### Written request
Leave the pictures out and transcribe every record exactly.

======== Dataset ========

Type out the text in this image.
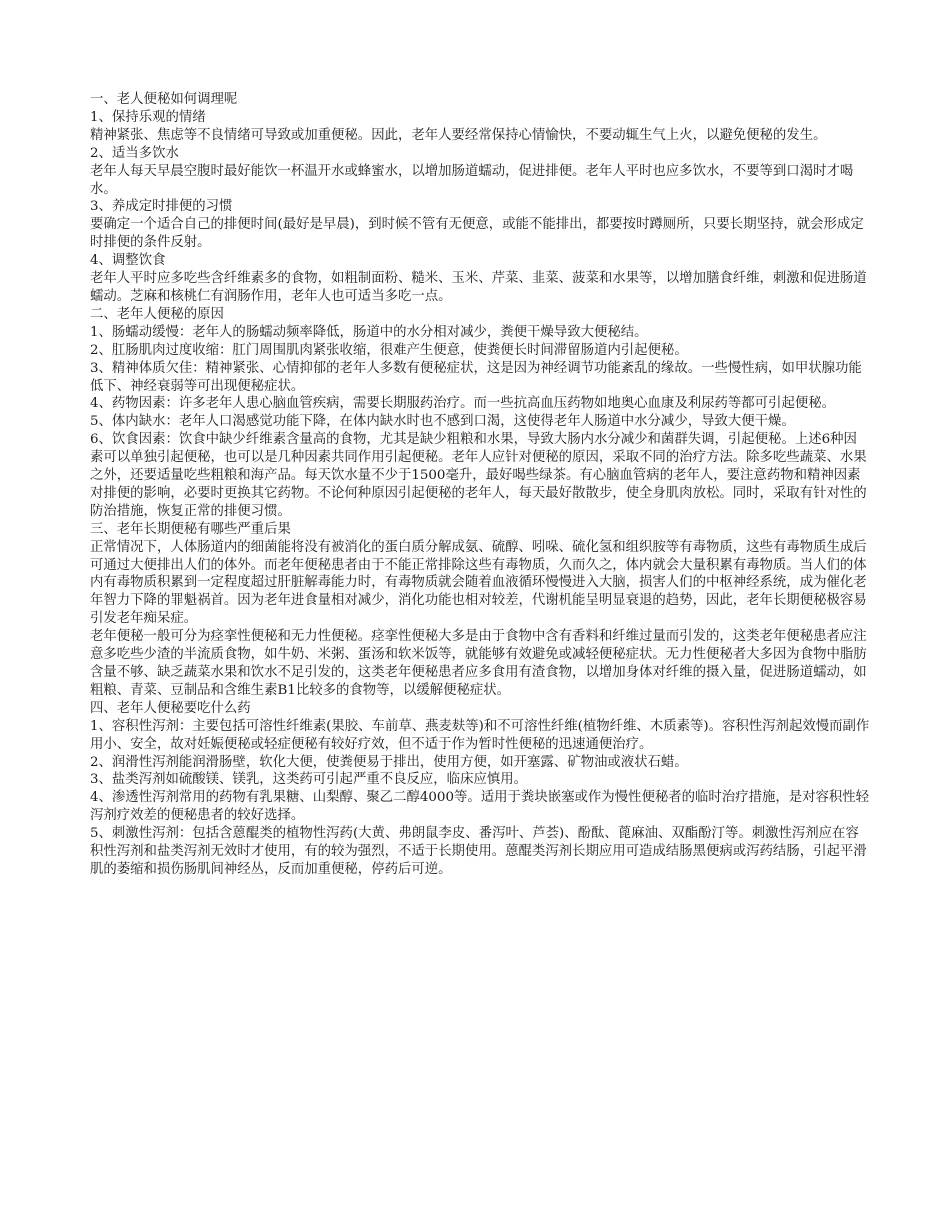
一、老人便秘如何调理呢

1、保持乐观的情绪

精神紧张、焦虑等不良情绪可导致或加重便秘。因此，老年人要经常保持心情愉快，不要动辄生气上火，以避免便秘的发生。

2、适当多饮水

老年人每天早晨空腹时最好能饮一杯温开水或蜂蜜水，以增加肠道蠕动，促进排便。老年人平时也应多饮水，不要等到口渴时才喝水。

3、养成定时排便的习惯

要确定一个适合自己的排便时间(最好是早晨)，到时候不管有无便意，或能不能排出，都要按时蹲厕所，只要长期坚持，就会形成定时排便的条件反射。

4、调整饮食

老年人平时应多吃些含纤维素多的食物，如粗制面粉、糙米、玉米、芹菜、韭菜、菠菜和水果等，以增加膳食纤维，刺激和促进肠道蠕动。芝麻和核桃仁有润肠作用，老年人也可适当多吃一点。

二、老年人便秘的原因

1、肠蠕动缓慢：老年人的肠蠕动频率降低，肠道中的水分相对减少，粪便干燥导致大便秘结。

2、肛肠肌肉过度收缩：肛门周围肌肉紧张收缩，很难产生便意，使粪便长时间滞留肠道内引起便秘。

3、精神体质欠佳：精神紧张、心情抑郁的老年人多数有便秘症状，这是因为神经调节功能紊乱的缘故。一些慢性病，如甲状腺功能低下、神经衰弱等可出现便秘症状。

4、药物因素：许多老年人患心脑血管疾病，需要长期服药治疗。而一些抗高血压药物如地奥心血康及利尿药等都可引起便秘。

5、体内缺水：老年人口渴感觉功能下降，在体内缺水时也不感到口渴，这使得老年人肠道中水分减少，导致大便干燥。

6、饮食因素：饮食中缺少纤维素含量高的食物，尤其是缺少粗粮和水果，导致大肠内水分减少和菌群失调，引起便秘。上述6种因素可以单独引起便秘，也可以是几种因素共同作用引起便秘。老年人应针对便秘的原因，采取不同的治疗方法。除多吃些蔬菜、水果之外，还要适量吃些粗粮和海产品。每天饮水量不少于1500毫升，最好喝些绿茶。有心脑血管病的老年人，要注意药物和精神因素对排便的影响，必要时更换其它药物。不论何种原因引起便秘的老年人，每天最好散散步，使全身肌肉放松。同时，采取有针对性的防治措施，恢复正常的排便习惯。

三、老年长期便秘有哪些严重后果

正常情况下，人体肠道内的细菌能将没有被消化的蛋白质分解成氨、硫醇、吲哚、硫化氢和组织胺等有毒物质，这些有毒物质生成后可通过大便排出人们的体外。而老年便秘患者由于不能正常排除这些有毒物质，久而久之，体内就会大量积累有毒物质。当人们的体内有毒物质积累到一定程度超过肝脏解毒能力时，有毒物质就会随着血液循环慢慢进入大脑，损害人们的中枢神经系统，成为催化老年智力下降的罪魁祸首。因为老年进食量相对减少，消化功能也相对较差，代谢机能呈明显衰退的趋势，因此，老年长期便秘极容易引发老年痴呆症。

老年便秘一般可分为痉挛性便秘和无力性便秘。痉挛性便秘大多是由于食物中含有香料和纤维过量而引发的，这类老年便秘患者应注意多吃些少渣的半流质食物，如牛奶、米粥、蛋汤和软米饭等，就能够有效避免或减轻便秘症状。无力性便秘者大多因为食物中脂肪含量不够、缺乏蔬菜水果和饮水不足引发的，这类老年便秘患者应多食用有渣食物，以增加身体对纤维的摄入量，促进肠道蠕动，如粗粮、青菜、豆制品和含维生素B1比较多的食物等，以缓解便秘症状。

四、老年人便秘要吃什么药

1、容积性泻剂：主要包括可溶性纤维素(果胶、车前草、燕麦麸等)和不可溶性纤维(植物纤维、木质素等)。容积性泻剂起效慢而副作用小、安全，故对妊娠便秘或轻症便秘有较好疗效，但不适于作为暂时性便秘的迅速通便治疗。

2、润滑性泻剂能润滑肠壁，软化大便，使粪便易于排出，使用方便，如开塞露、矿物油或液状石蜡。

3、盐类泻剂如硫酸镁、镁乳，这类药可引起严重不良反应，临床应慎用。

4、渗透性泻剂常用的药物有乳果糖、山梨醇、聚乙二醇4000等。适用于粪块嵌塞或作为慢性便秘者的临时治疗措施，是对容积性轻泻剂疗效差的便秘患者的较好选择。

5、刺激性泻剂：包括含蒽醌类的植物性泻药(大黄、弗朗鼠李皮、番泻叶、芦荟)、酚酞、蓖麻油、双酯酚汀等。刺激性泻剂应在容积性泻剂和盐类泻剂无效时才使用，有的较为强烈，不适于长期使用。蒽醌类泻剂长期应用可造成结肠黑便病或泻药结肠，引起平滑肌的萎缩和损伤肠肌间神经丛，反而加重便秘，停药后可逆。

========

### Answer to this task
Type out the text in this image.
一、老人便秘如何调理呢

1、保持乐观的情绪

精神紧张、焦虑等不良情绪可导致或加重便秘。因此，老年人要经常保持心情愉快，不要动辄生气上火，以避免便秘的发生。

2、适当多饮水

老年人每天早晨空腹时最好能饮一杯温开水或蜂蜜水，以增加肠道蠕动，促进排便。老年人平时也应多饮水，不要等到口渴时才喝水。

3、养成定时排便的习惯

要确定一个适合自己的排便时间(最好是早晨)，到时候不管有无便意，或能不能排出，都要按时蹲厕所，只要长期坚持，就会形成定时排便的条件反射。

4、调整饮食

老年人平时应多吃些含纤维素多的食物，如粗制面粉、糙米、玉米、芹菜、韭菜、菠菜和水果等，以增加膳食纤维，刺激和促进肠道蠕动。芝麻和核桃仁有润肠作用，老年人也可适当多吃一点。

二、老年人便秘的原因

1、肠蠕动缓慢：老年人的肠蠕动频率降低，肠道中的水分相对减少，粪便干燥导致大便秘结。

2、肛肠肌肉过度收缩：肛门周围肌肉紧张收缩，很难产生便意，使粪便长时间滞留肠道内引起便秘。

3、精神体质欠佳：精神紧张、心情抑郁的老年人多数有便秘症状，这是因为神经调节功能紊乱的缘故。一些慢性病，如甲状腺功能低下、神经衰弱等可出现便秘症状。

4、药物因素：许多老年人患心脑血管疾病，需要长期服药治疗。而一些抗高血压药物如地奥心血康及利尿药等都可引起便秘。

5、体内缺水：老年人口渴感觉功能下降，在体内缺水时也不感到口渴，这使得老年人肠道中水分减少，导致大便干燥。

6、饮食因素：饮食中缺少纤维素含量高的食物，尤其是缺少粗粮和水果，导致大肠内水分减少和菌群失调，引起便秘。上述6种因素可以单独引起便秘，也可以是几种因素共同作用引起便秘。老年人应针对便秘的原因，采取不同的治疗方法。除多吃些蔬菜、水果之外，还要适量吃些粗粮和海产品。每天饮水量不少于1500毫升，最好喝些绿茶。有心脑血管病的老年人，要注意药物和精神因素对排便的影响，必要时更换其它药物。不论何种原因引起便秘的老年人，每天最好散散步，使全身肌肉放松。同时，采取有针对性的防治措施，恢复正常的排便习惯。

三、老年长期便秘有哪些严重后果

正常情况下，人体肠道内的细菌能将没有被消化的蛋白质分解成氨、硫醇、吲哚、硫化氢和组织胺等有毒物质，这些有毒物质生成后可通过大便排出人们的体外。而老年便秘患者由于不能正常排除这些有毒物质，久而久之，体内就会大量积累有毒物质。当人们的体内有毒物质积累到一定程度超过肝脏解毒能力时，有毒物质就会随着血液循环慢慢进入大脑，损害人们的中枢神经系统，成为催化老年智力下降的罪魁祸首。因为老年进食量相对减少，消化功能也相对较差，代谢机能呈明显衰退的趋势，因此，老年长期便秘极容易引发老年痴呆症。

老年便秘一般可分为痉挛性便秘和无力性便秘。痉挛性便秘大多是由于食物中含有香料和纤维过量而引发的，这类老年便秘患者应注意多吃些少渣的半流质食物，如牛奶、米粥、蛋汤和软米饭等，就能够有效避免或减轻便秘症状。无力性便秘者大多因为食物中脂肪含量不够、缺乏蔬菜水果和饮水不足引发的，这类老年便秘患者应多食用有渣食物，以增加身体对纤维的摄入量，促进肠道蠕动，如粗粮、青菜、豆制品和含维生素B1比较多的食物等，以缓解便秘症状。

四、老年人便秘要吃什么药

1、容积性泻剂：主要包括可溶性纤维素(果胶、车前草、燕麦麸等)和不可溶性纤维(植物纤维、木质素等)。容积性泻剂起效慢而副作用小、安全，故对妊娠便秘或轻症便秘有较好疗效，但不适于作为暂时性便秘的迅速通便治疗。

2、润滑性泻剂能润滑肠壁，软化大便，使粪便易于排出，使用方便，如开塞露、矿物油或液状石蜡。

3、盐类泻剂如硫酸镁、镁乳，这类药可引起严重不良反应，临床应慎用。

4、渗透性泻剂常用的药物有乳果糖、山梨醇、聚乙二醇4000等。适用于粪块嵌塞或作为慢性便秘者的临时治疗措施，是对容积性轻泻剂疗效差的便秘患者的较好选择。

5、刺激性泻剂：包括含蒽醌类的植物性泻药(大黄、弗朗鼠李皮、番泻叶、芦荟)、酚酞、蓖麻油、双酯酚汀等。刺激性泻剂应在容积性泻剂和盐类泻剂无效时才使用，有的较为强烈，不适于长期使用。蒽醌类泻剂长期应用可造成结肠黑便病或泻药结肠，引起平滑肌的萎缩和损伤肠肌间神经丛，反而加重便秘，停药后可逆。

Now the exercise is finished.